### SHORT TASK
All of the entries need to be written out again, exactly as they are.
===== DATA LINES
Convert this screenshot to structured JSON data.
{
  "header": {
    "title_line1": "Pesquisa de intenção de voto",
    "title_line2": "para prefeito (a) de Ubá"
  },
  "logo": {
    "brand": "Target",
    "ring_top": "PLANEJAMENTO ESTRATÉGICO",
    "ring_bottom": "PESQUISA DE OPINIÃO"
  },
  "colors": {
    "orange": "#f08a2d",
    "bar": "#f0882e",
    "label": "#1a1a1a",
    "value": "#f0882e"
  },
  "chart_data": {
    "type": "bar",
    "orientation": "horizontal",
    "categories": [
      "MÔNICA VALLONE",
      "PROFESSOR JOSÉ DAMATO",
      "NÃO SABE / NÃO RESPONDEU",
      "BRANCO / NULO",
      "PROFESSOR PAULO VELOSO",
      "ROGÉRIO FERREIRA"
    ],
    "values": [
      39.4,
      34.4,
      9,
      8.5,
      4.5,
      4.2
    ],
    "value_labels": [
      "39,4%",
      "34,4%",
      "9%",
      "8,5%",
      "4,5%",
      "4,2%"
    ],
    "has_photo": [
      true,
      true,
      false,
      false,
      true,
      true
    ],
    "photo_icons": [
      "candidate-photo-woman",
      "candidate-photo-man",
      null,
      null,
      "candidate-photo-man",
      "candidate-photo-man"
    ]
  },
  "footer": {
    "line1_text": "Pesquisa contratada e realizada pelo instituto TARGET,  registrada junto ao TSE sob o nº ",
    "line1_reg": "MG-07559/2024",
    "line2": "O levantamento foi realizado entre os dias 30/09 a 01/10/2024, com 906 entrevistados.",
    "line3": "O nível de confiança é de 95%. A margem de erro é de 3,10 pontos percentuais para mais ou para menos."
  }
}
==========
### SOLUTION FOR THIS PROBLEM
Convert this screenshot to structured JSON data.
{
  "header": {
    "title_line1": "Pesquisa de intenção de voto",
    "title_line2": "para prefeito (a) de Ubá"
  },
  "logo": {
    "brand": "Target",
    "ring_top": "PLANEJAMENTO ESTRATÉGICO",
    "ring_bottom": "PESQUISA DE OPINIÃO"
  },
  "colors": {
    "orange": "#f08a2d",
    "bar": "#f0882e",
    "label": "#1a1a1a",
    "value": "#f0882e"
  },
  "chart_data": {
    "type": "bar",
    "orientation": "horizontal",
    "categories": [
      "MÔNICA VALLONE",
      "PROFESSOR JOSÉ DAMATO",
      "NÃO SABE / NÃO RESPONDEU",
      "BRANCO / NULO",
      "PROFESSOR PAULO VELOSO",
      "ROGÉRIO FERREIRA"
    ],
    "values": [
      39.4,
      34.4,
      9,
      8.5,
      4.5,
      4.2
    ],
    "value_labels": [
      "39,4%",
      "34,4%",
      "9%",
      "8,5%",
      "4,5%",
      "4,2%"
    ],
    "has_photo": [
      true,
      true,
      false,
      false,
      true,
      true
    ],
    "photo_icons": [
      "candidate-photo-woman",
      "candidate-photo-man",
      null,
      null,
      "candidate-photo-man",
      "candidate-photo-man"
    ]
  },
  "footer": {
    "line1_text": "Pesquisa contratada e realizada pelo instituto TARGET,  registrada junto ao TSE sob o nº ",
    "line1_reg": "MG-07559/2024",
    "line2": "O levantamento foi realizado entre os dias 30/09 a 01/10/2024, com 906 entrevistados.",
    "line3": "O nível de confiança é de 95%. A margem de erro é de 3,10 pontos percentuais para mais ou para menos."
  }
}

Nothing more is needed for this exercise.